## BEGIN

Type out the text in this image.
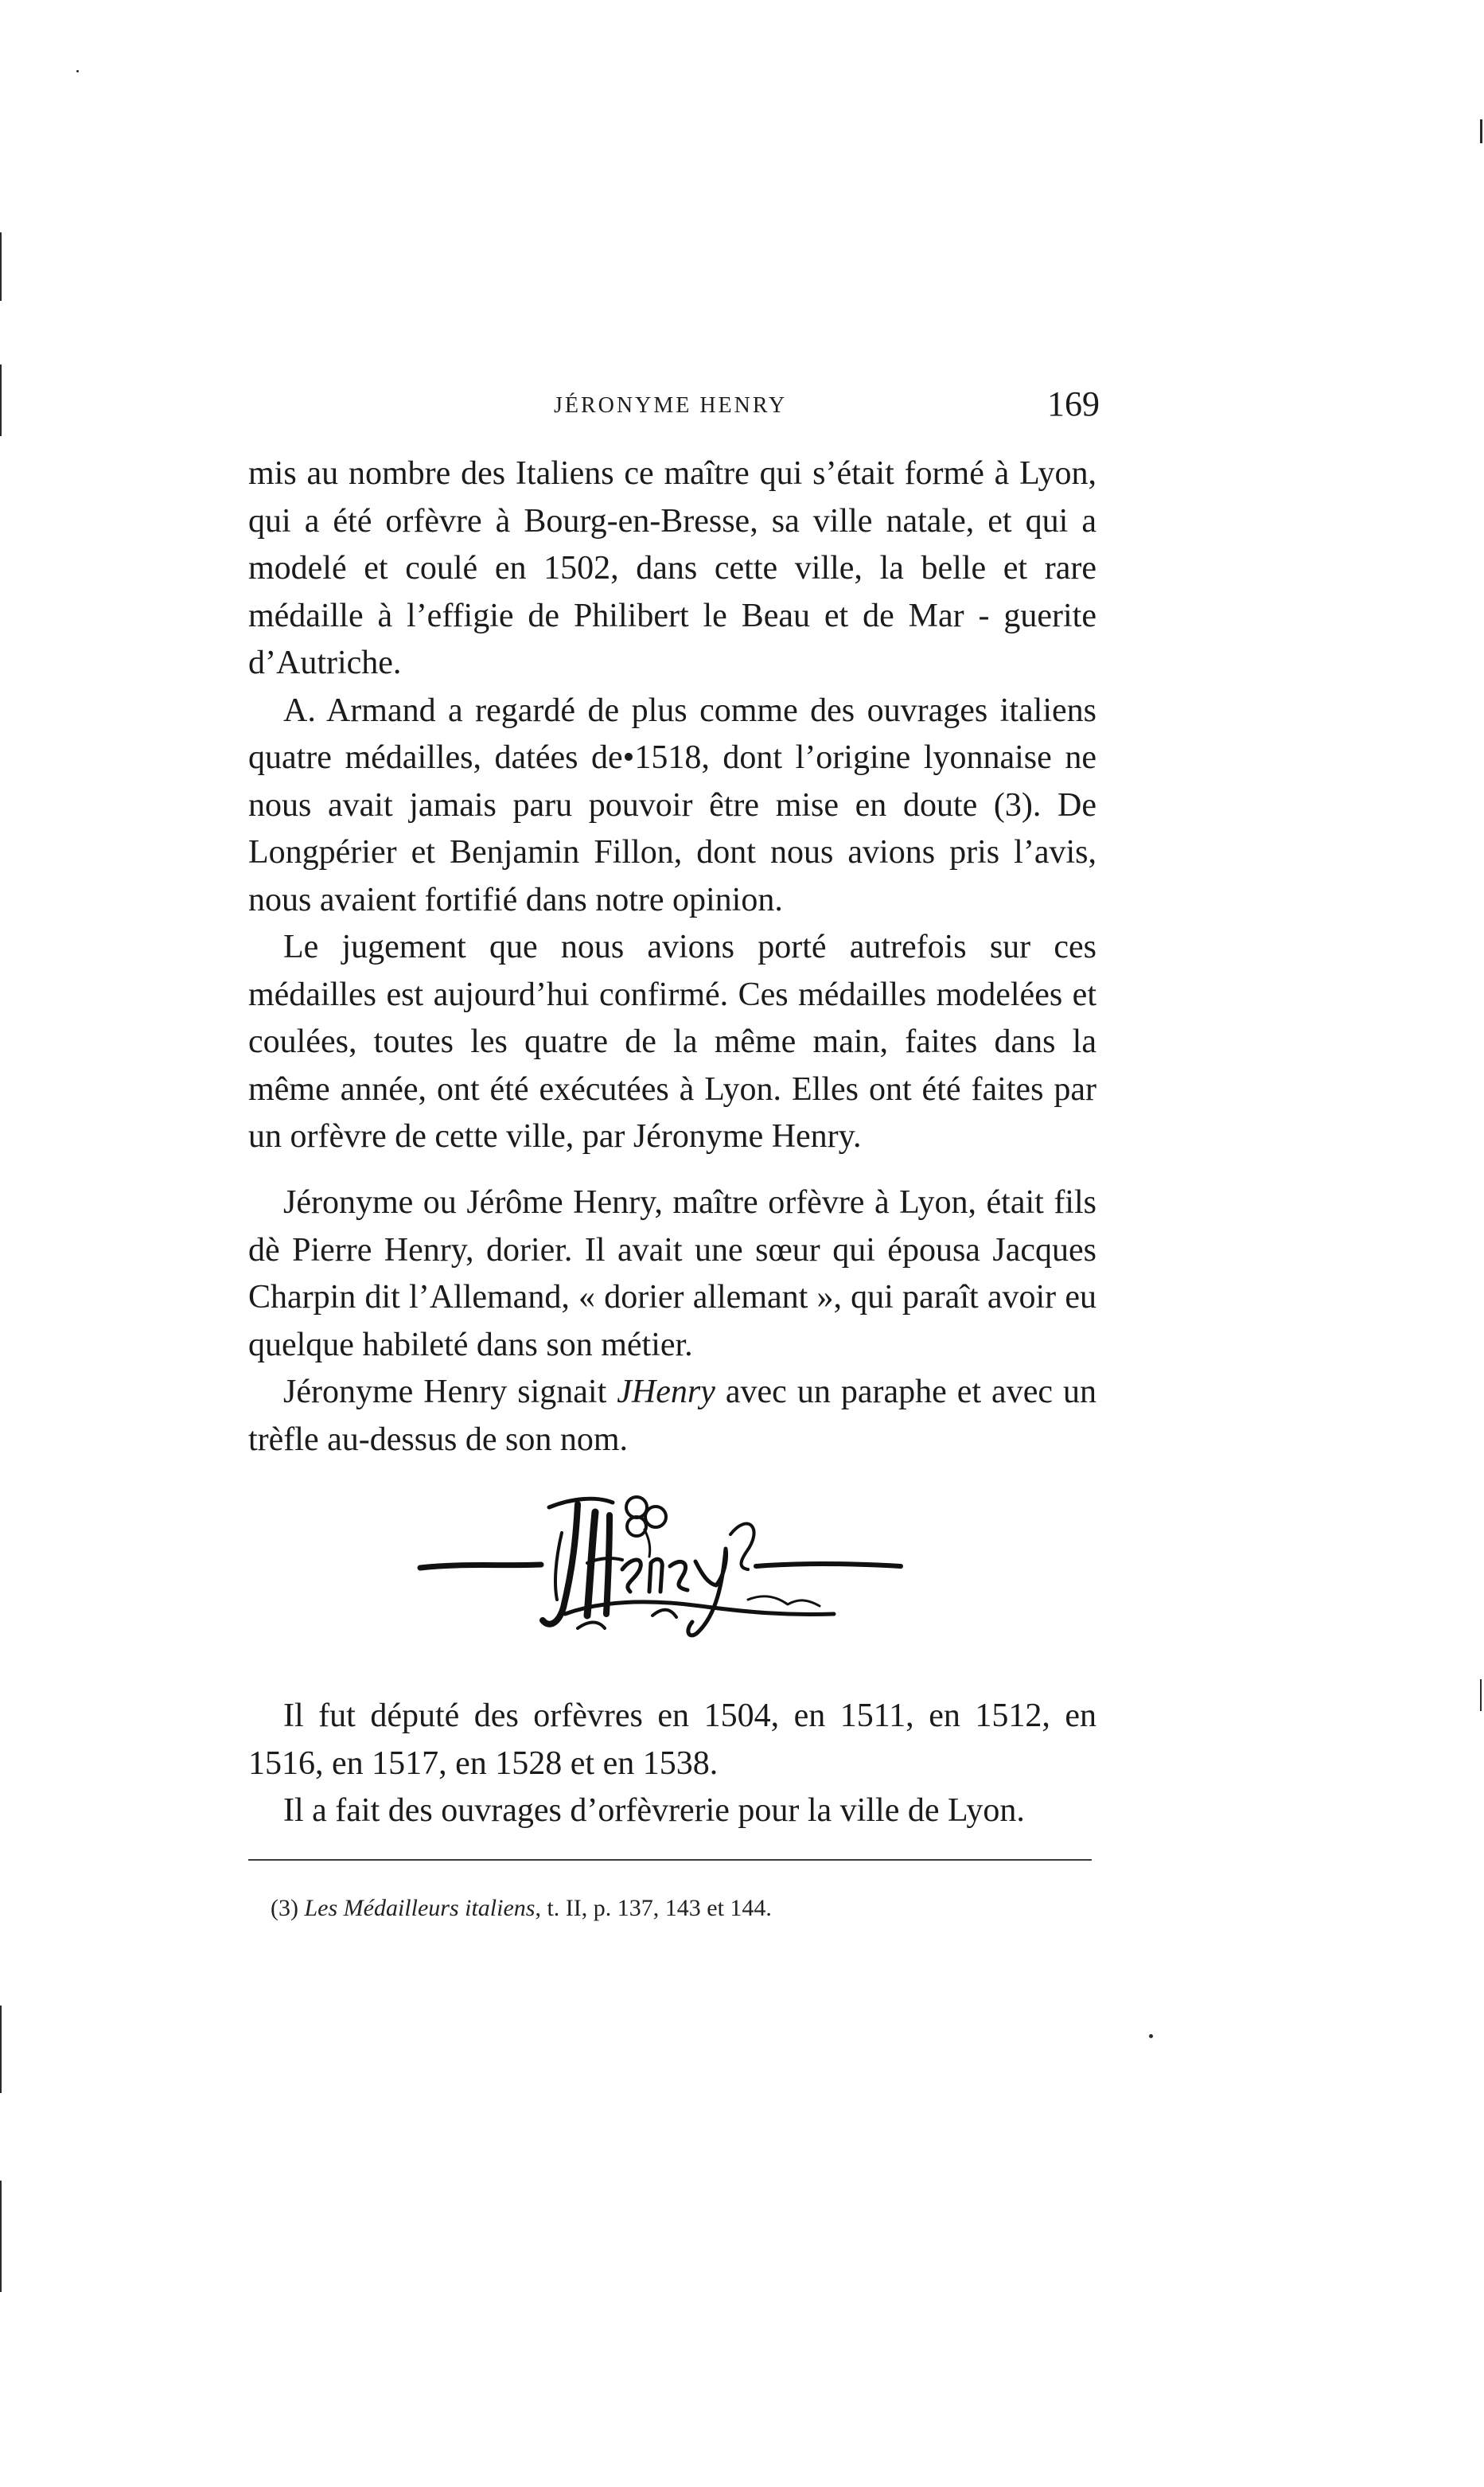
JÉRONYME HENRY	169

mis au nombre des Italiens ce maître qui s’était formé à Lyon, qui a été orfèvre à Bourg-en-Bresse, sa ville natale, et qui a modelé et coulé en 1502, dans cette ville, la belle et rare médaille à l’effigie de Philibert le Beau et de Mar - guerite d’Autriche.

A. Armand a regardé de plus comme des ouvrages italiens quatre médailles, datées de•1518, dont l’origine lyonnaise ne nous avait jamais paru pouvoir être mise en doute (3). De Longpérier et Benjamin Fillon, dont nous avions pris l’avis, nous avaient fortifié dans notre opinion.

Le jugement que nous avions porté autrefois sur ces médailles est aujourd’hui confirmé. Ces médailles modelées et coulées, toutes les quatre de la même main, faites dans la même année, ont été exécutées à Lyon. Elles ont été faites par un orfèvre de cette ville, par Jéronyme Henry.

Jéronyme ou Jérôme Henry, maître orfèvre à Lyon, était fils dè Pierre Henry, dorier. Il avait une sœur qui épousa Jacques Charpin dit l’Allemand, « dorier allemant », qui paraît avoir eu quelque habileté dans son métier.

Jéronyme Henry signait JHenry avec un paraphe et avec un trèfle au-dessus de son nom.

Il fut député des orfèvres en 1504, en 1511, en 1512, en 1516, en 1517, en 1528 et en 1538.

Il a fait des ouvrages d’orfèvrerie pour la ville de Lyon.

(3) Les Médailleurs italiens, t. II, p. 137, 143 et 144.
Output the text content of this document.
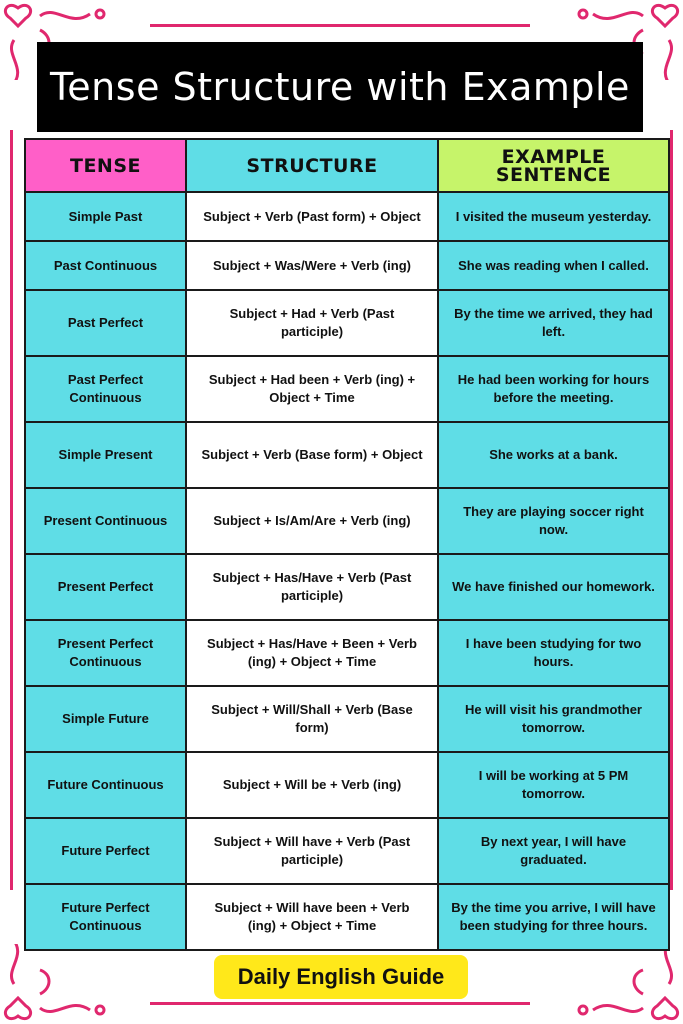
Tense Structure with Example
TENSE	STRUCTURE	EXAMPLE SENTENCE
Simple Past	Subject + Verb (Past form) + Object	I visited the museum yesterday.
Past Continuous	Subject + Was/Were + Verb (ing)	She was reading when I called.
Past Perfect	Subject + Had + Verb (Past participle)	By the time we arrived, they had left.
Past Perfect Continuous	Subject + Had been + Verb (ing) + Object + Time	He had been working for hours before the meeting.
Simple Present	Subject + Verb (Base form) + Object	She works at a bank.
Present Continuous	Subject + Is/Am/Are + Verb (ing)	They are playing soccer right now.
Present Perfect	Subject + Has/Have + Verb (Past participle)	We have finished our homework.
Present Perfect Continuous	Subject + Has/Have + Been + Verb (ing) + Object + Time	I have been studying for two hours.
Simple Future	Subject + Will/Shall + Verb (Base form)	He will visit his grandmother tomorrow.
Future Continuous	Subject + Will be + Verb (ing)	I will be working at 5 PM tomorrow.
Future Perfect	Subject + Will have + Verb (Past participle)	By next year, I will have graduated.
Future Perfect Continuous	Subject + Will have been + Verb (ing) + Object + Time	By the time you arrive, I will have been studying for three hours.
Daily English Guide
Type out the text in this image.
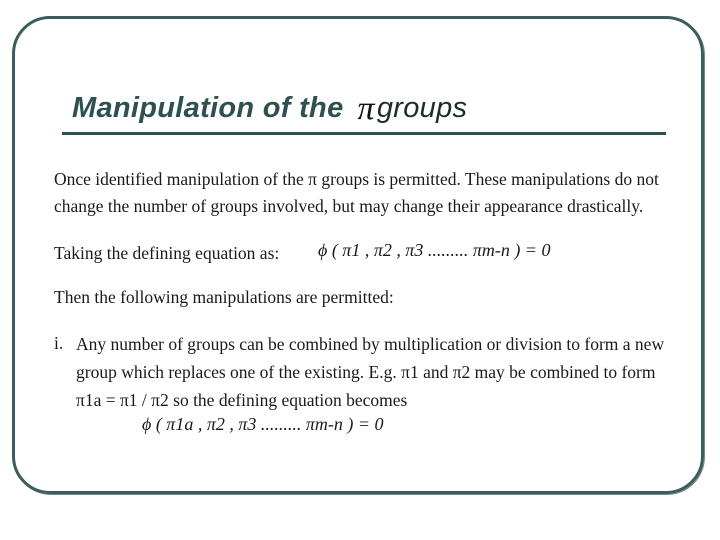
Manipulation of the πgroups
Once identified manipulation of the π groups is permitted. These manipulations do not change the number of groups involved, but may change their appearance drastically.
Taking the defining equation as:	ϕ ( π1 , π2 , π3 ......... πm-n ) = 0
Then the following manipulations are permitted:
i. Any number of groups can be combined by multiplication or division to form a new group which replaces one of the existing. E.g. π1 and π2 may be combined to form π1a = π1 / π2 so the defining equation becomes
ϕ ( π1a , π2 , π3 ......... πm-n ) = 0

## END

REQUIREMENTS -
Repeat the listing verbatim. Skip the pictures.

WRITTEN RESPONSE -
Type out the text in this image.
JÉRONYME HENRY	169

mis au nombre des Italiens ce maître qui s’était formé à Lyon, qui a été orfèvre à Bourg-en-Bresse, sa ville natale, et qui a modelé et coulé en 1502, dans cette ville, la belle et rare médaille à l’effigie de Philibert le Beau et de Mar - guerite d’Autriche.

A. Armand a regardé de plus comme des ouvrages italiens quatre médailles, datées de•1518, dont l’origine lyonnaise ne nous avait jamais paru pouvoir être mise en doute (3). De Longpérier et Benjamin Fillon, dont nous avions pris l’avis, nous avaient fortifié dans notre opinion.

Le jugement que nous avions porté autrefois sur ces médailles est aujourd’hui confirmé. Ces médailles modelées et coulées, toutes les quatre de la même main, faites dans la même année, ont été exécutées à Lyon. Elles ont été faites par un orfèvre de cette ville, par Jéronyme Henry.

Jéronyme ou Jérôme Henry, maître orfèvre à Lyon, était fils dè Pierre Henry, dorier. Il avait une sœur qui épousa Jacques Charpin dit l’Allemand, « dorier allemant », qui paraît avoir eu quelque habileté dans son métier.

Jéronyme Henry signait JHenry avec un paraphe et avec un trèfle au-dessus de son nom.

Il fut député des orfèvres en 1504, en 1511, en 1512, en 1516, en 1517, en 1528 et en 1538.

Il a fait des ouvrages d’orfèvrerie pour la ville de Lyon.

(3) Les Médailleurs italiens, t. II, p. 137, 143 et 144.
Output the text content of this document.
Tense Structure with Example
TENSE	STRUCTURE	EXAMPLE SENTENCE
Simple Past	Subject + Verb (Past form) + Object	I visited the museum yesterday.
Past Continuous	Subject + Was/Were + Verb (ing)	She was reading when I called.
Past Perfect	Subject + Had + Verb (Past participle)	By the time we arrived, they had left.
Past Perfect Continuous	Subject + Had been + Verb (ing) + Object + Time	He had been working for hours before the meeting.
Simple Present	Subject + Verb (Base form) + Object	She works at a bank.
Present Continuous	Subject + Is/Am/Are + Verb (ing)	They are playing soccer right now.
Present Perfect	Subject + Has/Have + Verb (Past participle)	We have finished our homework.
Present Perfect Continuous	Subject + Has/Have + Been + Verb (ing) + Object + Time	I have been studying for two hours.
Simple Future	Subject + Will/Shall + Verb (Base form)	He will visit his grandmother tomorrow.
Future Continuous	Subject + Will be + Verb (ing)	I will be working at 5 PM tomorrow.
Future Perfect	Subject + Will have + Verb (Past participle)	By next year, I will have graduated.
Future Perfect Continuous	Subject + Will have been + Verb (ing) + Object + Time	By the time you arrive, I will have been studying for three hours.
Daily English Guide
Type out the text in this image.
Manipulation of the πgroups
Once identified manipulation of the π groups is permitted. These manipulations do not change the number of groups involved, but may change their appearance drastically.
Taking the defining equation as:	ϕ ( π1 , π2 , π3 ......... πm-n ) = 0
Then the following manipulations are permitted:
i. Any number of groups can be combined by multiplication or division to form a new group which replaces one of the existing. E.g. π1 and π2 may be combined to form π1a = π1 / π2 so the defining equation becomes
ϕ ( π1a , π2 , π3 ......... πm-n ) = 0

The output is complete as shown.